Reproduce the listing verbatim, beginning with its first line and continuing through the line that contains "swatch-model-image (671, 417, 704, 450)", with that line included.

<<<<

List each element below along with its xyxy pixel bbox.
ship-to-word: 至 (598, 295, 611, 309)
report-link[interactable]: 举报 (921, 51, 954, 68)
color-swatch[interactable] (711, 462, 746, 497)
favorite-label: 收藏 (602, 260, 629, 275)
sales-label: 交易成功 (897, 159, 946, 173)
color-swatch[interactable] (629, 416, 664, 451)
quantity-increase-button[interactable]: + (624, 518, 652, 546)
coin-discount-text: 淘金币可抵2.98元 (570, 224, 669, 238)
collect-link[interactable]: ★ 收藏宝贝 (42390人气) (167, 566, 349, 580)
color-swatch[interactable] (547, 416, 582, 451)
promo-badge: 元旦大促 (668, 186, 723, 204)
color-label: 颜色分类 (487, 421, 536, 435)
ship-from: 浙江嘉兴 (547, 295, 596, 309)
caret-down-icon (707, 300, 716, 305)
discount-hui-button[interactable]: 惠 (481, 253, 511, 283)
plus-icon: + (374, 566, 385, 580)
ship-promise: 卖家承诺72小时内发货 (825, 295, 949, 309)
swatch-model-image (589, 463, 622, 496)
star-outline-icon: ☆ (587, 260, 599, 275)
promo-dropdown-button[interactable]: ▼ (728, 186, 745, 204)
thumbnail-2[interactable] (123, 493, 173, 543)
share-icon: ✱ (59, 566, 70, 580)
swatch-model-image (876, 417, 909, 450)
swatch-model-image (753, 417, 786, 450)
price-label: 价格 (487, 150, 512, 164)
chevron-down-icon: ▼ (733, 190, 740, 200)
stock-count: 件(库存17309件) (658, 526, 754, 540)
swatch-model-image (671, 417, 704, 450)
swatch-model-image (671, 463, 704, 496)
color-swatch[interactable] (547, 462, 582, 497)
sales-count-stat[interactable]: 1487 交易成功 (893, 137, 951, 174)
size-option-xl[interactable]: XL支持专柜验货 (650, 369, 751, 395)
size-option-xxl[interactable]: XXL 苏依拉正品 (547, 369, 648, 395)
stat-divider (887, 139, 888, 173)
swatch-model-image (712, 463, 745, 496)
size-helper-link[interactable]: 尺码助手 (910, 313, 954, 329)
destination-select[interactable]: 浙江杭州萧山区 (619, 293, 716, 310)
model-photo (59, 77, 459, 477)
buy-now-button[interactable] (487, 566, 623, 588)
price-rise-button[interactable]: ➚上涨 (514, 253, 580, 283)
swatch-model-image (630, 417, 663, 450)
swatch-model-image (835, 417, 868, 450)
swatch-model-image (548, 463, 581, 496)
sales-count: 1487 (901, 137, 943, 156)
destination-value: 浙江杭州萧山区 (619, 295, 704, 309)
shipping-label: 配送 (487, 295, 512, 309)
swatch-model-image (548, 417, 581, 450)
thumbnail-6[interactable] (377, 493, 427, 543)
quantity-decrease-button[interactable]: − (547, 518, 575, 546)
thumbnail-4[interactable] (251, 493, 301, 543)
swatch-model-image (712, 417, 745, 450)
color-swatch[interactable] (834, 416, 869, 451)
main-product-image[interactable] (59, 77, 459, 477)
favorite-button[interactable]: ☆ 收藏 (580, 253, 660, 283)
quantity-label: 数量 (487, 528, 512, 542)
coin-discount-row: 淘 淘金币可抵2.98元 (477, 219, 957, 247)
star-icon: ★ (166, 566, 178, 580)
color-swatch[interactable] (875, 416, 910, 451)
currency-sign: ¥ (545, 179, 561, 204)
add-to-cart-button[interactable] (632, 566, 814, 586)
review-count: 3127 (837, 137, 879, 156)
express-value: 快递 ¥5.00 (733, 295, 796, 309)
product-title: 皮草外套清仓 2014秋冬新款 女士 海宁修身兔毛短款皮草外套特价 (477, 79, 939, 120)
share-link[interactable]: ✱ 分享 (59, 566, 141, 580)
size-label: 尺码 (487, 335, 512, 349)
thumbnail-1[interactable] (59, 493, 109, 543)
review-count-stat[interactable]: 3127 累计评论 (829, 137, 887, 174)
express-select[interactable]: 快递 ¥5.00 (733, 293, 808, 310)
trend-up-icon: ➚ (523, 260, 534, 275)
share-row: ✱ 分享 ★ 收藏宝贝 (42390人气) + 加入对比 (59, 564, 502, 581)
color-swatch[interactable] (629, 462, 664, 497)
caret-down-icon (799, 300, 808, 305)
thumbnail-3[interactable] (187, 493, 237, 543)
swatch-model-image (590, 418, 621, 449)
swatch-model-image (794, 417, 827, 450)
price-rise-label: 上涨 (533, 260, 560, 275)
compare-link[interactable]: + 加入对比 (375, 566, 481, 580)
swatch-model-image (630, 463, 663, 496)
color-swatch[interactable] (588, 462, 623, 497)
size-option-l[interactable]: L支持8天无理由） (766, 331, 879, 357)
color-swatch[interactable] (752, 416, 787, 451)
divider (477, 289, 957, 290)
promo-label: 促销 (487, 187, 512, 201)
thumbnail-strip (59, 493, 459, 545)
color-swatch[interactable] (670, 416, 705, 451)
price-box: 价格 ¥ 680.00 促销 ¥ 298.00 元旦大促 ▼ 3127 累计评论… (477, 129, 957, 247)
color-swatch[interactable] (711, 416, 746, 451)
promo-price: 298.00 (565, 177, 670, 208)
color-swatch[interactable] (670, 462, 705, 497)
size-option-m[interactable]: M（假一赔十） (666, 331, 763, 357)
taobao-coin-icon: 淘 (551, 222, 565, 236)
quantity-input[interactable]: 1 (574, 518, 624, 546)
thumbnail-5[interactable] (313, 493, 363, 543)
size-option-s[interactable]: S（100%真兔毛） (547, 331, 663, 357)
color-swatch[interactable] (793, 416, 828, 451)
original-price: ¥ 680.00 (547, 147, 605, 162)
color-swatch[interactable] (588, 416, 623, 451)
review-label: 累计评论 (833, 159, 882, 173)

>>>>

- **RESULT BELOW**
List each element below along with its xyxy pixel bbox.
ship-to-word: 至 (598, 295, 611, 309)
report-link[interactable]: 举报 (921, 51, 954, 68)
color-swatch[interactable] (711, 462, 746, 497)
favorite-label: 收藏 (602, 260, 629, 275)
sales-label: 交易成功 (897, 159, 946, 173)
color-swatch[interactable] (629, 416, 664, 451)
quantity-increase-button[interactable]: + (624, 518, 652, 546)
coin-discount-text: 淘金币可抵2.98元 (570, 224, 669, 238)
collect-link[interactable]: ★ 收藏宝贝 (42390人气) (167, 566, 349, 580)
color-swatch[interactable] (547, 416, 582, 451)
promo-badge: 元旦大促 (668, 186, 723, 204)
color-label: 颜色分类 (487, 421, 536, 435)
ship-from: 浙江嘉兴 (547, 295, 596, 309)
caret-down-icon (707, 300, 716, 305)
discount-hui-button[interactable]: 惠 (481, 253, 511, 283)
plus-icon: + (374, 566, 385, 580)
ship-promise: 卖家承诺72小时内发货 (825, 295, 949, 309)
swatch-model-image (589, 463, 622, 496)
star-outline-icon: ☆ (587, 260, 599, 275)
promo-dropdown-button[interactable]: ▼ (728, 186, 745, 204)
thumbnail-2[interactable] (123, 493, 173, 543)
share-icon: ✱ (59, 566, 70, 580)
swatch-model-image (876, 417, 909, 450)
swatch-model-image (753, 417, 786, 450)
price-label: 价格 (487, 150, 512, 164)
chevron-down-icon: ▼ (733, 190, 740, 200)
stock-count: 件(库存17309件) (658, 526, 754, 540)
swatch-model-image (671, 417, 704, 450)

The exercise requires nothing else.